# DIRECTIONS FOR THIS TASK
Write out all of the entries exactly as given.

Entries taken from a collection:
____________
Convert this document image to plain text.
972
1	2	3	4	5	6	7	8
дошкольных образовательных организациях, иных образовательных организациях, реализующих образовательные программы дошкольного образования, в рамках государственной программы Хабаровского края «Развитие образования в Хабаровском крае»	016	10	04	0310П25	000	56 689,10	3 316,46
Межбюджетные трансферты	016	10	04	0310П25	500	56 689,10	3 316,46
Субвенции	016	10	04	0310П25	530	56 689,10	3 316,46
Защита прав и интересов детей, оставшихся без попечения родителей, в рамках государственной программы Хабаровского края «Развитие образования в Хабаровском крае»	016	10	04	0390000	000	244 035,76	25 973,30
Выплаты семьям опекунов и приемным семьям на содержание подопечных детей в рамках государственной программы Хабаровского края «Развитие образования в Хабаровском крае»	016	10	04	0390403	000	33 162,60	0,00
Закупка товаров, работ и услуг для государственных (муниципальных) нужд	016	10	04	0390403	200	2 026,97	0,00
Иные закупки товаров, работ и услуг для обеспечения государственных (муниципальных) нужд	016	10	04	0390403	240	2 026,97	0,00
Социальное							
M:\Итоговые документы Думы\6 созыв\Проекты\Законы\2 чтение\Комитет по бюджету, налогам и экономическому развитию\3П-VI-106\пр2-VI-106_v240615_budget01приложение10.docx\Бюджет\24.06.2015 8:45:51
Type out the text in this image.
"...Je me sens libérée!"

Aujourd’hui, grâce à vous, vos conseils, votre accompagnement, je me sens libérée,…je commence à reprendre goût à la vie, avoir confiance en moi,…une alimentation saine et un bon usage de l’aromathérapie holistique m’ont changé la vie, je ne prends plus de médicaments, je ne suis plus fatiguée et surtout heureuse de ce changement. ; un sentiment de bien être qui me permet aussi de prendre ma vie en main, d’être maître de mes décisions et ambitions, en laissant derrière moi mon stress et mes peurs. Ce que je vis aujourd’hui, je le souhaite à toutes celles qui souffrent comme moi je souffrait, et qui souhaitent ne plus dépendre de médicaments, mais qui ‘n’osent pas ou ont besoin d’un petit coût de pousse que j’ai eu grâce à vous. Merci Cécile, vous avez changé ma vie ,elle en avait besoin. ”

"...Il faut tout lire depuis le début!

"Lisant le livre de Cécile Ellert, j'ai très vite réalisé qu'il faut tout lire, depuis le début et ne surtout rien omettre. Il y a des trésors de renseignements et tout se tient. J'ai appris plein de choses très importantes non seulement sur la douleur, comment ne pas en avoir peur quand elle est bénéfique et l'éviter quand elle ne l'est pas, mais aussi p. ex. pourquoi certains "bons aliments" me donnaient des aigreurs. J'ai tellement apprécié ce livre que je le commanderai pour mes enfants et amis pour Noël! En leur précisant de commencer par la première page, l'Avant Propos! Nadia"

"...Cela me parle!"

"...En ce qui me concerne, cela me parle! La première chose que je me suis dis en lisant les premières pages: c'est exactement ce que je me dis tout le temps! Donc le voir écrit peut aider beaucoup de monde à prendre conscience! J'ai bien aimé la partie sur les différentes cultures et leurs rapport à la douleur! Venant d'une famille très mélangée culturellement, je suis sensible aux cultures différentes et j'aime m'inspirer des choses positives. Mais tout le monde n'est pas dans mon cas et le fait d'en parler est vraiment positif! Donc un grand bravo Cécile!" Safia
____________
# FULL ANSWER
Convert this document image to plain text.
972
1	2	3	4	5	6	7	8
дошкольных образовательных организациях, иных образовательных организациях, реализующих образовательные программы дошкольного образования, в рамках государственной программы Хабаровского края «Развитие образования в Хабаровском крае»	016	10	04	0310П25	000	56 689,10	3 316,46
Межбюджетные трансферты	016	10	04	0310П25	500	56 689,10	3 316,46
Субвенции	016	10	04	0310П25	530	56 689,10	3 316,46
Защита прав и интересов детей, оставшихся без попечения родителей, в рамках государственной программы Хабаровского края «Развитие образования в Хабаровском крае»	016	10	04	0390000	000	244 035,76	25 973,30
Выплаты семьям опекунов и приемным семьям на содержание подопечных детей в рамках государственной программы Хабаровского края «Развитие образования в Хабаровском крае»	016	10	04	0390403	000	33 162,60	0,00
Закупка товаров, работ и услуг для государственных (муниципальных) нужд	016	10	04	0390403	200	2 026,97	0,00
Иные закупки товаров, работ и услуг для обеспечения государственных (муниципальных) нужд	016	10	04	0390403	240	2 026,97	0,00
Социальное							
M:\Итоговые документы Думы\6 созыв\Проекты\Законы\2 чтение\Комитет по бюджету, налогам и экономическому развитию\3П-VI-106\пр2-VI-106_v240615_budget01приложение10.docx\Бюджет\24.06.2015 8:45:51
Type out the text in this image.
"...Je me sens libérée!"

Aujourd’hui, grâce à vous, vos conseils, votre accompagnement, je me sens libérée,…je commence à reprendre goût à la vie, avoir confiance en moi,…une alimentation saine et un bon usage de l’aromathérapie holistique m’ont changé la vie, je ne prends plus de médicaments, je ne suis plus fatiguée et surtout heureuse de ce changement. ; un sentiment de bien être qui me permet aussi de prendre ma vie en main, d’être maître de mes décisions et ambitions, en laissant derrière moi mon stress et mes peurs. Ce que je vis aujourd’hui, je le souhaite à toutes celles qui souffrent comme moi je souffrait, et qui souhaitent ne plus dépendre de médicaments, mais qui ‘n’osent pas ou ont besoin d’un petit coût de pousse que j’ai eu grâce à vous. Merci Cécile, vous avez changé ma vie ,elle en avait besoin. ”

"...Il faut tout lire depuis le début!

"Lisant le livre de Cécile Ellert, j'ai très vite réalisé qu'il faut tout lire, depuis le début et ne surtout rien omettre. Il y a des trésors de renseignements et tout se tient. J'ai appris plein de choses très importantes non seulement sur la douleur, comment ne pas en avoir peur quand elle est bénéfique et l'éviter quand elle ne l'est pas, mais aussi p. ex. pourquoi certains "bons aliments" me donnaient des aigreurs. J'ai tellement apprécié ce livre que je le commanderai pour mes enfants et amis pour Noël! En leur précisant de commencer par la première page, l'Avant Propos! Nadia"

"...Cela me parle!"

"...En ce qui me concerne, cela me parle! La première chose que je me suis dis en lisant les premières pages: c'est exactement ce que je me dis tout le temps! Donc le voir écrit peut aider beaucoup de monde à prendre conscience! J'ai bien aimé la partie sur les différentes cultures et leurs rapport à la douleur! Venant d'une famille très mélangée culturellement, je suis sensible aux cultures différentes et j'aime m'inspirer des choses positives. Mais tout le monde n'est pas dans mon cas et le fait d'en parler est vraiment positif! Donc un grand bravo Cécile!" Safia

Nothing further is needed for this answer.